* _Records shown_
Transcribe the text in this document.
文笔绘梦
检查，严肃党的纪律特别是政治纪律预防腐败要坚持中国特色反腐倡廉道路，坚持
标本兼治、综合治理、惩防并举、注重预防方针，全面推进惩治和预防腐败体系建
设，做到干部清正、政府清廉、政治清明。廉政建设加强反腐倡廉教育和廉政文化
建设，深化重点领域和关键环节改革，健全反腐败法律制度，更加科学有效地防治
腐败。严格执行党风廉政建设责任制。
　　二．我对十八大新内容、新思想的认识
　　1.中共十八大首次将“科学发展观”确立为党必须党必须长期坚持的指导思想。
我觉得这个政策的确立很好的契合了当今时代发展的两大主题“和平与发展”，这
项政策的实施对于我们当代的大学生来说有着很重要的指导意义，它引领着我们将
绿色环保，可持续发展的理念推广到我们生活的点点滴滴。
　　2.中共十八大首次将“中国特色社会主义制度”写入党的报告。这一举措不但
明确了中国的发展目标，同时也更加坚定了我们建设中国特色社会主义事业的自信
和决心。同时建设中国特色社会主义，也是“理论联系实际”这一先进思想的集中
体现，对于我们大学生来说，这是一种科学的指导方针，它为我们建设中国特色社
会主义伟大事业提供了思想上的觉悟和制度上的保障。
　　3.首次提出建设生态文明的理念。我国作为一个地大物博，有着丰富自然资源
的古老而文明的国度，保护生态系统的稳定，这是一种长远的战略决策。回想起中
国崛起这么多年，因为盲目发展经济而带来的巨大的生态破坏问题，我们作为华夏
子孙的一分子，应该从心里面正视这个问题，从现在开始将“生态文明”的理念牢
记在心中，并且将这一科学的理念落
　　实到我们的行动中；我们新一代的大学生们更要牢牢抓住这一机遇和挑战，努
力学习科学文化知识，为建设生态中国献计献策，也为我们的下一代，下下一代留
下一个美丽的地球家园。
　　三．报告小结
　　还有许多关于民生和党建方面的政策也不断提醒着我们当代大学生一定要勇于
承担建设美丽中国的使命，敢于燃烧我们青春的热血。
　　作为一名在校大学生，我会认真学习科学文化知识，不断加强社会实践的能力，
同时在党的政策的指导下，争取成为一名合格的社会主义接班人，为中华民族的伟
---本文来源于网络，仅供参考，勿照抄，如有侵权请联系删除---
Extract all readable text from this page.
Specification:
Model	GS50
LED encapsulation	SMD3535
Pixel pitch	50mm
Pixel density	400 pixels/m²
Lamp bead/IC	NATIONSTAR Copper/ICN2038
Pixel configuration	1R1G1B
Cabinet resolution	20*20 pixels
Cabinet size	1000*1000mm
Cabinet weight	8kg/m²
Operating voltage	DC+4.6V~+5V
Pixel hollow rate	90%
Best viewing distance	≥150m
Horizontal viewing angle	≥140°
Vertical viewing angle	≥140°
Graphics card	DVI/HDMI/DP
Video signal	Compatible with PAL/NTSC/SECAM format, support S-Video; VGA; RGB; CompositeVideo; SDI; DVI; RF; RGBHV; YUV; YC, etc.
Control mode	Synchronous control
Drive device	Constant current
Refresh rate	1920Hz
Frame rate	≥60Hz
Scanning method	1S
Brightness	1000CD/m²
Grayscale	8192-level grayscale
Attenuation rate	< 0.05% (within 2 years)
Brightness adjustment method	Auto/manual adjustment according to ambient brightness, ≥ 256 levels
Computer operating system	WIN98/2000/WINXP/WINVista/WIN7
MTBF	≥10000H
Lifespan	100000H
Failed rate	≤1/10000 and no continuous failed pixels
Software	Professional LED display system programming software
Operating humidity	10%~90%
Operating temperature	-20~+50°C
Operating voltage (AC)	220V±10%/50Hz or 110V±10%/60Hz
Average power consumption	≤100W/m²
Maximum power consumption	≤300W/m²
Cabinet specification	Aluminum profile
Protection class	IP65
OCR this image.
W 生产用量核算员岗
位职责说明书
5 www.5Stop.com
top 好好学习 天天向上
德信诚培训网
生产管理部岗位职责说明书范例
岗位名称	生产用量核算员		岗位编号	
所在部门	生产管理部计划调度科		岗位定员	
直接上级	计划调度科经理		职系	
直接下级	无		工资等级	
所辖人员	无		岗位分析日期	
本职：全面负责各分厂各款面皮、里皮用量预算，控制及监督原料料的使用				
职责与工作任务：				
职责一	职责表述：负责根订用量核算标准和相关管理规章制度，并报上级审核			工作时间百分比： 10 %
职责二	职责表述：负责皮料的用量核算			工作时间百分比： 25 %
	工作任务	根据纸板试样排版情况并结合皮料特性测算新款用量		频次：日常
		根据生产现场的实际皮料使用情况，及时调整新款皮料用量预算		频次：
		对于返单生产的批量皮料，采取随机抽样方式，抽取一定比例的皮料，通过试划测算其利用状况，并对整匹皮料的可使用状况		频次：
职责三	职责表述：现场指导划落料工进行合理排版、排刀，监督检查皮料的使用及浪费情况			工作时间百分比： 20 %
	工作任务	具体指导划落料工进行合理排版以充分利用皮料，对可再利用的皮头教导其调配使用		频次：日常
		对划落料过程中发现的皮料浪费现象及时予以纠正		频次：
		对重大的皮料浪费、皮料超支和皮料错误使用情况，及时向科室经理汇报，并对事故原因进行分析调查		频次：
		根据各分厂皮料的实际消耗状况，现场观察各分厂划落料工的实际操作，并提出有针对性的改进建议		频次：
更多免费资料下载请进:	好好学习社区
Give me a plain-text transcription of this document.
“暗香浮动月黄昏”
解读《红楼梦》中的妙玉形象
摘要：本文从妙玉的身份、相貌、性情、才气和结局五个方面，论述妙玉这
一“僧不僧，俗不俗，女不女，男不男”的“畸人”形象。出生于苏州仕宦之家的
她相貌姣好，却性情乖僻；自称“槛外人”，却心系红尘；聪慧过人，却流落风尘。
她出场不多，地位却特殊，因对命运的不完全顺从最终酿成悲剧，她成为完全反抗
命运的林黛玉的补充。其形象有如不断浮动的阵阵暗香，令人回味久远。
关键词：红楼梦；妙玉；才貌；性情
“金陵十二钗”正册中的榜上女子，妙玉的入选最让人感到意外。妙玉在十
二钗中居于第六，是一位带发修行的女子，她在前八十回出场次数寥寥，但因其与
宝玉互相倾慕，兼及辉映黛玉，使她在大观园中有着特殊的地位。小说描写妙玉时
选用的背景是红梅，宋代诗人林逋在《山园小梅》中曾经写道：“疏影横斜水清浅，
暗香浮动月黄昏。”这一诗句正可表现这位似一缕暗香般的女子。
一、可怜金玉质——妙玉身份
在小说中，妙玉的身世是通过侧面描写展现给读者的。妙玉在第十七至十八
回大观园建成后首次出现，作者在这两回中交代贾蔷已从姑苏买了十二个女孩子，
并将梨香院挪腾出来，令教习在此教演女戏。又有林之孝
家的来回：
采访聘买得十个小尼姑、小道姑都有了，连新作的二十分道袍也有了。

* _Written instruction_
Would you copy out each line exactly as written?

* _Correct answer_
Transcribe the text in this document.
文笔绘梦
检查，严肃党的纪律特别是政治纪律预防腐败要坚持中国特色反腐倡廉道路，坚持
标本兼治、综合治理、惩防并举、注重预防方针，全面推进惩治和预防腐败体系建
设，做到干部清正、政府清廉、政治清明。廉政建设加强反腐倡廉教育和廉政文化
建设，深化重点领域和关键环节改革，健全反腐败法律制度，更加科学有效地防治
腐败。严格执行党风廉政建设责任制。
　　二．我对十八大新内容、新思想的认识
　　1.中共十八大首次将“科学发展观”确立为党必须党必须长期坚持的指导思想。
我觉得这个政策的确立很好的契合了当今时代发展的两大主题“和平与发展”，这
项政策的实施对于我们当代的大学生来说有着很重要的指导意义，它引领着我们将
绿色环保，可持续发展的理念推广到我们生活的点点滴滴。
　　2.中共十八大首次将“中国特色社会主义制度”写入党的报告。这一举措不但
明确了中国的发展目标，同时也更加坚定了我们建设中国特色社会主义事业的自信
和决心。同时建设中国特色社会主义，也是“理论联系实际”这一先进思想的集中
体现，对于我们大学生来说，这是一种科学的指导方针，它为我们建设中国特色社
会主义伟大事业提供了思想上的觉悟和制度上的保障。
　　3.首次提出建设生态文明的理念。我国作为一个地大物博，有着丰富自然资源
的古老而文明的国度，保护生态系统的稳定，这是一种长远的战略决策。回想起中
国崛起这么多年，因为盲目发展经济而带来的巨大的生态破坏问题，我们作为华夏
子孙的一分子，应该从心里面正视这个问题，从现在开始将“生态文明”的理念牢
记在心中，并且将这一科学的理念落
　　实到我们的行动中；我们新一代的大学生们更要牢牢抓住这一机遇和挑战，努
力学习科学文化知识，为建设生态中国献计献策，也为我们的下一代，下下一代留
下一个美丽的地球家园。
　　三．报告小结
　　还有许多关于民生和党建方面的政策也不断提醒着我们当代大学生一定要勇于
承担建设美丽中国的使命，敢于燃烧我们青春的热血。
　　作为一名在校大学生，我会认真学习科学文化知识，不断加强社会实践的能力，
同时在党的政策的指导下，争取成为一名合格的社会主义接班人，为中华民族的伟
---本文来源于网络，仅供参考，勿照抄，如有侵权请联系删除---
Extract all readable text from this page.
Specification:
Model	GS50
LED encapsulation	SMD3535
Pixel pitch	50mm
Pixel density	400 pixels/m²
Lamp bead/IC	NATIONSTAR Copper/ICN2038
Pixel configuration	1R1G1B
Cabinet resolution	20*20 pixels
Cabinet size	1000*1000mm
Cabinet weight	8kg/m²
Operating voltage	DC+4.6V~+5V
Pixel hollow rate	90%
Best viewing distance	≥150m
Horizontal viewing angle	≥140°
Vertical viewing angle	≥140°
Graphics card	DVI/HDMI/DP
Video signal	Compatible with PAL/NTSC/SECAM format, support S-Video; VGA; RGB; CompositeVideo; SDI; DVI; RF; RGBHV; YUV; YC, etc.
Control mode	Synchronous control
Drive device	Constant current
Refresh rate	1920Hz
Frame rate	≥60Hz
Scanning method	1S
Brightness	1000CD/m²
Grayscale	8192-level grayscale
Attenuation rate	< 0.05% (within 2 years)
Brightness adjustment method	Auto/manual adjustment according to ambient brightness, ≥ 256 levels
Computer operating system	WIN98/2000/WINXP/WINVista/WIN7
MTBF	≥10000H
Lifespan	100000H
Failed rate	≤1/10000 and no continuous failed pixels
Software	Professional LED display system programming software
Operating humidity	10%~90%
Operating temperature	-20~+50°C
Operating voltage (AC)	220V±10%/50Hz or 110V±10%/60Hz
Average power consumption	≤100W/m²
Maximum power consumption	≤300W/m²
Cabinet specification	Aluminum profile
Protection class	IP65
OCR this image.
W 生产用量核算员岗
位职责说明书
5 www.5Stop.com
top 好好学习 天天向上
德信诚培训网
生产管理部岗位职责说明书范例
岗位名称	生产用量核算员		岗位编号	
所在部门	生产管理部计划调度科		岗位定员	
直接上级	计划调度科经理		职系	
直接下级	无		工资等级	
所辖人员	无		岗位分析日期	
本职：全面负责各分厂各款面皮、里皮用量预算，控制及监督原料料的使用				
职责与工作任务：				
职责一	职责表述：负责根订用量核算标准和相关管理规章制度，并报上级审核			工作时间百分比： 10 %
职责二	职责表述：负责皮料的用量核算			工作时间百分比： 25 %
	工作任务	根据纸板试样排版情况并结合皮料特性测算新款用量		频次：日常
		根据生产现场的实际皮料使用情况，及时调整新款皮料用量预算		频次：
		对于返单生产的批量皮料，采取随机抽样方式，抽取一定比例的皮料，通过试划测算其利用状况，并对整匹皮料的可使用状况		频次：
职责三	职责表述：现场指导划落料工进行合理排版、排刀，监督检查皮料的使用及浪费情况			工作时间百分比： 20 %
	工作任务	具体指导划落料工进行合理排版以充分利用皮料，对可再利用的皮头教导其调配使用		频次：日常
		对划落料过程中发现的皮料浪费现象及时予以纠正		频次：
		对重大的皮料浪费、皮料超支和皮料错误使用情况，及时向科室经理汇报，并对事故原因进行分析调查		频次：
		根据各分厂皮料的实际消耗状况，现场观察各分厂划落料工的实际操作，并提出有针对性的改进建议		频次：
更多免费资料下载请进:	好好学习社区
Give me a plain-text transcription of this document.
“暗香浮动月黄昏”
解读《红楼梦》中的妙玉形象
摘要：本文从妙玉的身份、相貌、性情、才气和结局五个方面，论述妙玉这
一“僧不僧，俗不俗，女不女，男不男”的“畸人”形象。出生于苏州仕宦之家的
她相貌姣好，却性情乖僻；自称“槛外人”，却心系红尘；聪慧过人，却流落风尘。
她出场不多，地位却特殊，因对命运的不完全顺从最终酿成悲剧，她成为完全反抗
命运的林黛玉的补充。其形象有如不断浮动的阵阵暗香，令人回味久远。
关键词：红楼梦；妙玉；才貌；性情
“金陵十二钗”正册中的榜上女子，妙玉的入选最让人感到意外。妙玉在十
二钗中居于第六，是一位带发修行的女子，她在前八十回出场次数寥寥，但因其与
宝玉互相倾慕，兼及辉映黛玉，使她在大观园中有着特殊的地位。小说描写妙玉时
选用的背景是红梅，宋代诗人林逋在《山园小梅》中曾经写道：“疏影横斜水清浅，
暗香浮动月黄昏。”这一诗句正可表现这位似一缕暗香般的女子。
一、可怜金玉质——妙玉身份
在小说中，妙玉的身世是通过侧面描写展现给读者的。妙玉在第十七至十八
回大观园建成后首次出现，作者在这两回中交代贾蔷已从姑苏买了十二个女孩子，
并将梨香院挪腾出来，令教习在此教演女戏。又有林之孝
家的来回：
采访聘买得十个小尼姑、小道姑都有了，连新作的二十分道袍也有了。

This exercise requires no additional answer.